What is being asked:
Set down each line of the data below exactly as it stands, dropping the pictures.

Data for this exercise:
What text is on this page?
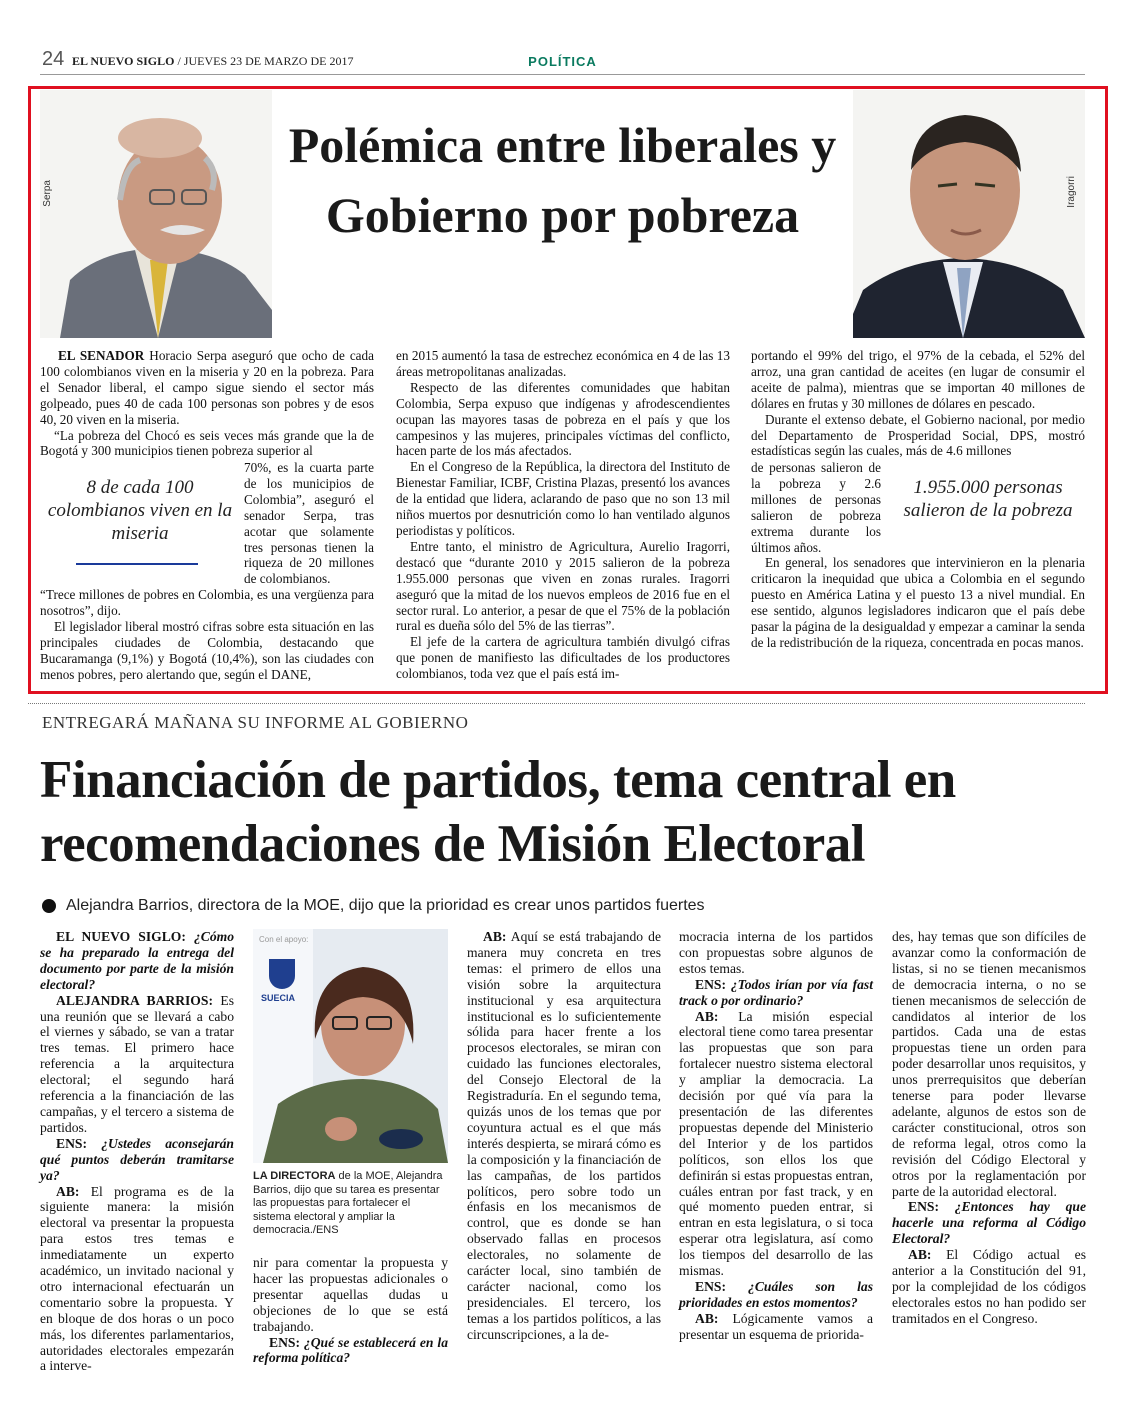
24 EL NUEVO SIGLO / JUEVES 23 DE MARZO DE 2017	POLÍTICA
Serpa	Iragorri
Polémica entre liberales y Gobierno por pobreza

EL SENADOR Horacio Serpa aseguró que ocho de cada 100 colombianos viven en la miseria y 20 en la pobreza. Para el Senador liberal, el campo sigue siendo el sector más golpeado, pues 40 de cada 100 personas son pobres y de esos 40, 20 viven en la miseria.

“La pobreza del Chocó es seis veces más grande que la de Bogotá y 300 municipios tienen pobreza superior al

70%, es la cuarta parte de los municipios de Colombia”, aseguró el senador Serpa, tras acotar que solamente tres personas tienen la riqueza de 20 millones de colombianos.

8 de cada 100 colombianos viven en la miseria

“Trece millones de pobres en Colombia, es una vergüenza para nosotros”, dijo.

El legislador liberal mostró cifras sobre esta situación en las principales ciudades de Colombia, destacando que Bucaramanga (9,1%) y Bogotá (10,4%), son las ciudades con menos pobres, pero alertando que, según el DANE,

en 2015 aumentó la tasa de estrechez económica en 4 de las 13 áreas metropolitanas analizadas.

Respecto de las diferentes comunidades que habitan Colombia, Serpa expuso que indígenas y afrodescendientes ocupan las mayores tasas de pobreza en el país y que los campesinos y las mujeres, principales víctimas del conflicto, hacen parte de los más afectados.

En el Congreso de la República, la directora del Instituto de Bienestar Familiar, ICBF, Cristina Plazas, presentó los avances de la entidad que lidera, aclarando de paso que no son 13 mil niños muertos por desnutrición como lo han ventilado algunos periodistas y políticos.

Entre tanto, el ministro de Agricultura, Aurelio Iragorri, destacó que “durante 2010 y 2015 salieron de la pobreza 1.955.000 personas que viven en zonas rurales. Iragorri aseguró que la mitad de los nuevos empleos de 2016 fue en el sector rural. Lo anterior, a pesar de que el 75% de la población rural es dueña sólo del 5% de las tierras”.

El jefe de la cartera de agricultura también divulgó cifras que ponen de manifiesto las dificultades de los productores colombianos, toda vez que el país está im-

portando el 99% del trigo, el 97% de la cebada, el 52% del arroz, una gran cantidad de aceites (en lugar de consumir el aceite de palma), mientras que se importan 40 millones de dólares en frutas y 30 millones de dólares en pescado.

Durante el extenso debate, el Gobierno nacional, por medio del Departamento de Prosperidad Social, DPS, mostró estadísticas según las cuales, más de 4.6 millones

de personas salieron de la pobreza y 2.6 millones de personas salieron de pobreza extrema durante los últimos años.

1.955.000 personas salieron de la pobreza

En general, los senadores que intervinieron en la plenaria criticaron la inequidad que ubica a Colombia en el segundo puesto en América Latina y el puesto 13 a nivel mundial. En ese sentido, algunos legisladores indicaron que el país debe pasar la página de la desigualdad y empezar a caminar la senda de la redistribución de la riqueza, concentrada en pocas manos.

ENTREGARÁ MAÑANA SU INFORME AL GOBIERNO
Financiación de partidos, tema central en recomendaciones de Misión Electoral
Alejandra Barrios, directora de la MOE, dijo que la prioridad es crear unos partidos fuertes

EL NUEVO SIGLO: ¿Cómo se ha preparado la entrega del documento por parte de la misión electoral?

ALEJANDRA BARRIOS: Es una reunión que se llevará a cabo el viernes y sábado, se van a tratar tres temas. El primero hace referencia a la arquitectura electoral; el segundo hará referencia a la financiación de las campañas, y el tercero a sistema de partidos.

ENS: ¿Ustedes aconsejarán qué puntos deberán tramitarse ya?

AB: El programa es de la siguiente manera: la misión electoral va presentar la propuesta para estos tres temas e inmediatamente un experto académico, un invitado nacional y otro internacional efectuarán un comentario sobre la propuesta. Y en bloque de dos horas o un poco más, los diferentes parlamentarios, autoridades electorales empezarán a interve-

Con el apoyo:
SUECIA
LA DIRECTORA de la MOE, Alejandra Barrios, dijo que su tarea es presentar las propuestas para fortalecer el sistema electoral y ampliar la democracia./ENS

nir para comentar la propuesta y hacer las propuestas adicionales o presentar aquellas dudas u objeciones de lo que se está trabajando.

ENS: ¿Qué se establecerá en la reforma política?

AB: Aquí se está trabajando de manera muy concreta en tres temas: el primero de ellos una visión sobre la arquitectura institucional y esa arquitectura institucional es lo suficientemente sólida para hacer frente a los procesos electorales, se miran con cuidado las funciones electorales, del Consejo Electoral de la Registraduría. En el segundo tema, quizás unos de los temas que por coyuntura actual es el que más interés despierta, se mirará cómo es la composición y la financiación de las campañas, de los partidos políticos, pero sobre todo un énfasis en los mecanismos de control, que es donde se han observado fallas en procesos electorales, no solamente de carácter local, sino también de carácter nacional, como los presidenciales. El tercero, los temas a los partidos políticos, a las circunscripciones, a la de-

mocracia interna de los partidos con propuestas sobre algunos de estos temas.

ENS: ¿Todos irían por vía fast track o por ordinario?

AB: La misión especial electoral tiene como tarea presentar las propuestas que son para fortalecer nuestro sistema electoral y ampliar la democracia. La decisión por qué vía para la presentación de las diferentes propuestas depende del Ministerio del Interior y de los partidos políticos, son ellos los que definirán si estas propuestas entran, cuáles entran por fast track, y en qué momento pueden entrar, si entran en esta legislatura, o si toca esperar otra legislatura, así como los tiempos del desarrollo de las mismas.

ENS: ¿Cuáles son las prioridades en estos momentos?

AB: Lógicamente vamos a presentar un esquema de priorida-

des, hay temas que son difíciles de avanzar como la conformación de listas, si no se tienen mecanismos de democracia interna, o no se tienen mecanismos de selección de candidatos al interior de los partidos. Cada una de estas propuestas tiene un orden para poder desarrollar unos requisitos, y unos prerrequisitos que deberían tenerse para poder llevarse adelante, algunos de estos son de carácter constitucional, otros son de reforma legal, otros como la revisión del Código Electoral y otros por la reglamentación por parte de la autoridad electoral.

ENS: ¿Entonces hay que hacerle una reforma al Código Electoral?

AB: El Código actual es anterior a la Constitución del 91, por la complejidad de los códigos electorales estos no han podido ser tramitados en el Congreso.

Task solution:
What text is on this page?
24 EL NUEVO SIGLO / JUEVES 23 DE MARZO DE 2017	POLÍTICA
Serpa	Iragorri
Polémica entre liberales y Gobierno por pobreza

EL SENADOR Horacio Serpa aseguró que ocho de cada 100 colombianos viven en la miseria y 20 en la pobreza. Para el Senador liberal, el campo sigue siendo el sector más golpeado, pues 40 de cada 100 personas son pobres y de esos 40, 20 viven en la miseria.

“La pobreza del Chocó es seis veces más grande que la de Bogotá y 300 municipios tienen pobreza superior al

70%, es la cuarta parte de los municipios de Colombia”, aseguró el senador Serpa, tras acotar que solamente tres personas tienen la riqueza de 20 millones de colombianos.

8 de cada 100 colombianos viven en la miseria

“Trece millones de pobres en Colombia, es una vergüenza para nosotros”, dijo.

El legislador liberal mostró cifras sobre esta situación en las principales ciudades de Colombia, destacando que Bucaramanga (9,1%) y Bogotá (10,4%), son las ciudades con menos pobres, pero alertando que, según el DANE,

en 2015 aumentó la tasa de estrechez económica en 4 de las 13 áreas metropolitanas analizadas.

Respecto de las diferentes comunidades que habitan Colombia, Serpa expuso que indígenas y afrodescendientes ocupan las mayores tasas de pobreza en el país y que los campesinos y las mujeres, principales víctimas del conflicto, hacen parte de los más afectados.

En el Congreso de la República, la directora del Instituto de Bienestar Familiar, ICBF, Cristina Plazas, presentó los avances de la entidad que lidera, aclarando de paso que no son 13 mil niños muertos por desnutrición como lo han ventilado algunos periodistas y políticos.

Entre tanto, el ministro de Agricultura, Aurelio Iragorri, destacó que “durante 2010 y 2015 salieron de la pobreza 1.955.000 personas que viven en zonas rurales. Iragorri aseguró que la mitad de los nuevos empleos de 2016 fue en el sector rural. Lo anterior, a pesar de que el 75% de la población rural es dueña sólo del 5% de las tierras”.

El jefe de la cartera de agricultura también divulgó cifras que ponen de manifiesto las dificultades de los productores colombianos, toda vez que el país está im-

portando el 99% del trigo, el 97% de la cebada, el 52% del arroz, una gran cantidad de aceites (en lugar de consumir el aceite de palma), mientras que se importan 40 millones de dólares en frutas y 30 millones de dólares en pescado.

Durante el extenso debate, el Gobierno nacional, por medio del Departamento de Prosperidad Social, DPS, mostró estadísticas según las cuales, más de 4.6 millones

de personas salieron de la pobreza y 2.6 millones de personas salieron de pobreza extrema durante los últimos años.

1.955.000 personas salieron de la pobreza

En general, los senadores que intervinieron en la plenaria criticaron la inequidad que ubica a Colombia en el segundo puesto en América Latina y el puesto 13 a nivel mundial. En ese sentido, algunos legisladores indicaron que el país debe pasar la página de la desigualdad y empezar a caminar la senda de la redistribución de la riqueza, concentrada en pocas manos.

ENTREGARÁ MAÑANA SU INFORME AL GOBIERNO
Financiación de partidos, tema central en recomendaciones de Misión Electoral
Alejandra Barrios, directora de la MOE, dijo que la prioridad es crear unos partidos fuertes

EL NUEVO SIGLO: ¿Cómo se ha preparado la entrega del documento por parte de la misión electoral?

ALEJANDRA BARRIOS: Es una reunión que se llevará a cabo el viernes y sábado, se van a tratar tres temas. El primero hace referencia a la arquitectura electoral; el segundo hará referencia a la financiación de las campañas, y el tercero a sistema de partidos.

ENS: ¿Ustedes aconsejarán qué puntos deberán tramitarse ya?

AB: El programa es de la siguiente manera: la misión electoral va presentar la propuesta para estos tres temas e inmediatamente un experto académico, un invitado nacional y otro internacional efectuarán un comentario sobre la propuesta. Y en bloque de dos horas o un poco más, los diferentes parlamentarios, autoridades electorales empezarán a interve-

Con el apoyo:
SUECIA
LA DIRECTORA de la MOE, Alejandra Barrios, dijo que su tarea es presentar las propuestas para fortalecer el sistema electoral y ampliar la democracia./ENS

nir para comentar la propuesta y hacer las propuestas adicionales o presentar aquellas dudas u objeciones de lo que se está trabajando.

ENS: ¿Qué se establecerá en la reforma política?

AB: Aquí se está trabajando de manera muy concreta en tres temas: el primero de ellos una visión sobre la arquitectura institucional y esa arquitectura institucional es lo suficientemente sólida para hacer frente a los procesos electorales, se miran con cuidado las funciones electorales, del Consejo Electoral de la Registraduría. En el segundo tema, quizás unos de los temas que por coyuntura actual es el que más interés despierta, se mirará cómo es la composición y la financiación de las campañas, de los partidos políticos, pero sobre todo un énfasis en los mecanismos de control, que es donde se han observado fallas en procesos electorales, no solamente de carácter local, sino también de carácter nacional, como los presidenciales. El tercero, los temas a los partidos políticos, a las circunscripciones, a la de-

mocracia interna de los partidos con propuestas sobre algunos de estos temas.

ENS: ¿Todos irían por vía fast track o por ordinario?

AB: La misión especial electoral tiene como tarea presentar las propuestas que son para fortalecer nuestro sistema electoral y ampliar la democracia. La decisión por qué vía para la presentación de las diferentes propuestas depende del Ministerio del Interior y de los partidos políticos, son ellos los que definirán si estas propuestas entran, cuáles entran por fast track, y en qué momento pueden entrar, si entran en esta legislatura, o si toca esperar otra legislatura, así como los tiempos del desarrollo de las mismas.

ENS: ¿Cuáles son las prioridades en estos momentos?

AB: Lógicamente vamos a presentar un esquema de priorida-

des, hay temas que son difíciles de avanzar como la conformación de listas, si no se tienen mecanismos de democracia interna, o no se tienen mecanismos de selección de candidatos al interior de los partidos. Cada una de estas propuestas tiene un orden para poder desarrollar unos requisitos, y unos prerrequisitos que deberían tenerse para poder llevarse adelante, algunos de estos son de carácter constitucional, otros son de reforma legal, otros como la revisión del Código Electoral y otros por la reglamentación por parte de la autoridad electoral.

ENS: ¿Entonces hay que hacerle una reforma al Código Electoral?

AB: El Código actual es anterior a la Constitución del 91, por la complejidad de los códigos electorales estos no han podido ser tramitados en el Congreso.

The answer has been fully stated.